----- RECORDS

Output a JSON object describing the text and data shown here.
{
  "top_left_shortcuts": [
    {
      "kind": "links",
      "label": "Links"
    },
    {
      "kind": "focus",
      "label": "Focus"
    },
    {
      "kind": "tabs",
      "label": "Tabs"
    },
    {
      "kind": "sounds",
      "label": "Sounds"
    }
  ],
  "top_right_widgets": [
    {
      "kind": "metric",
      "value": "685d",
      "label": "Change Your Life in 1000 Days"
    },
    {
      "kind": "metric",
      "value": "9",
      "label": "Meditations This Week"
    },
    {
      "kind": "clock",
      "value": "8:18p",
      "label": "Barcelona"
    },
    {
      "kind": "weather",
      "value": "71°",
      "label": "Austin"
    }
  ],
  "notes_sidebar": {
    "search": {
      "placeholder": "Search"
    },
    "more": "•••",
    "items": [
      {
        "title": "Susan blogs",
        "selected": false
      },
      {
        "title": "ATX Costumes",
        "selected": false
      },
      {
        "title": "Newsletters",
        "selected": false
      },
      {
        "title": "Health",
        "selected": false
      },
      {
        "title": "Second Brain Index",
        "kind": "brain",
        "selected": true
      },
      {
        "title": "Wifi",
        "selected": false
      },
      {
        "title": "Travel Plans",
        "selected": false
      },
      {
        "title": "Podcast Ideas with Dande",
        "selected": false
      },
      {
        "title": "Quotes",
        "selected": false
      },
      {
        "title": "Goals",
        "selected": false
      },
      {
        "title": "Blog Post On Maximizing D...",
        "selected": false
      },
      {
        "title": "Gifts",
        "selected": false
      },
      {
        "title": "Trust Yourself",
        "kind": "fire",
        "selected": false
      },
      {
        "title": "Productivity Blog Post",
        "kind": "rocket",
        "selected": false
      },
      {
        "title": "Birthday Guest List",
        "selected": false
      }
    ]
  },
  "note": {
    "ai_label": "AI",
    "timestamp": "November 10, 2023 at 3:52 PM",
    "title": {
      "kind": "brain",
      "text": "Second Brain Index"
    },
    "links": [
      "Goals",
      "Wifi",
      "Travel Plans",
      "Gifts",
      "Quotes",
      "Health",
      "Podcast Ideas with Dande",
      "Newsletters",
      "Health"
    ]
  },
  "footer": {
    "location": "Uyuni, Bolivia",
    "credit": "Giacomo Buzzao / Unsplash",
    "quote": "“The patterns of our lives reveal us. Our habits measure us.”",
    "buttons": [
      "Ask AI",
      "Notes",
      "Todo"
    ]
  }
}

----------

## CHALLENGE
Provide the number of lines in these entries that hold the word "Post", without any accompanying text.

## FINISHED ANSWER
2